_Stated problem_
Retype the records below exactly as they appear.
* Start Information shown *
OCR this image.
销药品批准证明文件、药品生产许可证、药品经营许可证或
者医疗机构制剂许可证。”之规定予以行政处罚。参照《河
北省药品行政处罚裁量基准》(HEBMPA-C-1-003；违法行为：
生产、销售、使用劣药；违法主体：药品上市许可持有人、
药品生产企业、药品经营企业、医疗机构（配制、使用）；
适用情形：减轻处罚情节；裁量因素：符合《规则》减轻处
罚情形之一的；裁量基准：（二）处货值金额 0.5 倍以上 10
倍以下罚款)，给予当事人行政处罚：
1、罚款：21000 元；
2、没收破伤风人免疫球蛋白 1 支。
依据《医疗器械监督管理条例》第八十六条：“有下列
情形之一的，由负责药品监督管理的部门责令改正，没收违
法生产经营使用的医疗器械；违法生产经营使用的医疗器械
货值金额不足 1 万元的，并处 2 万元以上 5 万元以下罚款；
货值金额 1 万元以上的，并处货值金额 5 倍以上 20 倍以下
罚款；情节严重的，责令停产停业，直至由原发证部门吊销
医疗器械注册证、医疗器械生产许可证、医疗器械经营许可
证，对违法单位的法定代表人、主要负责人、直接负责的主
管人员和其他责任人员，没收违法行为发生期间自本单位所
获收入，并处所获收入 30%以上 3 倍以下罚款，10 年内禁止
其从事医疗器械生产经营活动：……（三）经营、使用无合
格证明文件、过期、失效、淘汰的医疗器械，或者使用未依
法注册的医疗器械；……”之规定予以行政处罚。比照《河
* End Information shown *
_Written solution_
OCR this image.
销药品批准证明文件、药品生产许可证、药品经营许可证或
者医疗机构制剂许可证。”之规定予以行政处罚。参照《河
北省药品行政处罚裁量基准》(HEBMPA-C-1-003；违法行为：
生产、销售、使用劣药；违法主体：药品上市许可持有人、
药品生产企业、药品经营企业、医疗机构（配制、使用）；
适用情形：减轻处罚情节；裁量因素：符合《规则》减轻处
罚情形之一的；裁量基准：（二）处货值金额 0.5 倍以上 10
倍以下罚款)，给予当事人行政处罚：
1、罚款：21000 元；
2、没收破伤风人免疫球蛋白 1 支。
依据《医疗器械监督管理条例》第八十六条：“有下列
情形之一的，由负责药品监督管理的部门责令改正，没收违
法生产经营使用的医疗器械；违法生产经营使用的医疗器械
货值金额不足 1 万元的，并处 2 万元以上 5 万元以下罚款；
货值金额 1 万元以上的，并处货值金额 5 倍以上 20 倍以下
罚款；情节严重的，责令停产停业，直至由原发证部门吊销
医疗器械注册证、医疗器械生产许可证、医疗器械经营许可
证，对违法单位的法定代表人、主要负责人、直接负责的主
管人员和其他责任人员，没收违法行为发生期间自本单位所
获收入，并处所获收入 30%以上 3 倍以下罚款，10 年内禁止
其从事医疗器械生产经营活动：……（三）经营、使用无合
格证明文件、过期、失效、淘汰的医疗器械，或者使用未依
法注册的医疗器械；……”之规定予以行政处罚。比照《河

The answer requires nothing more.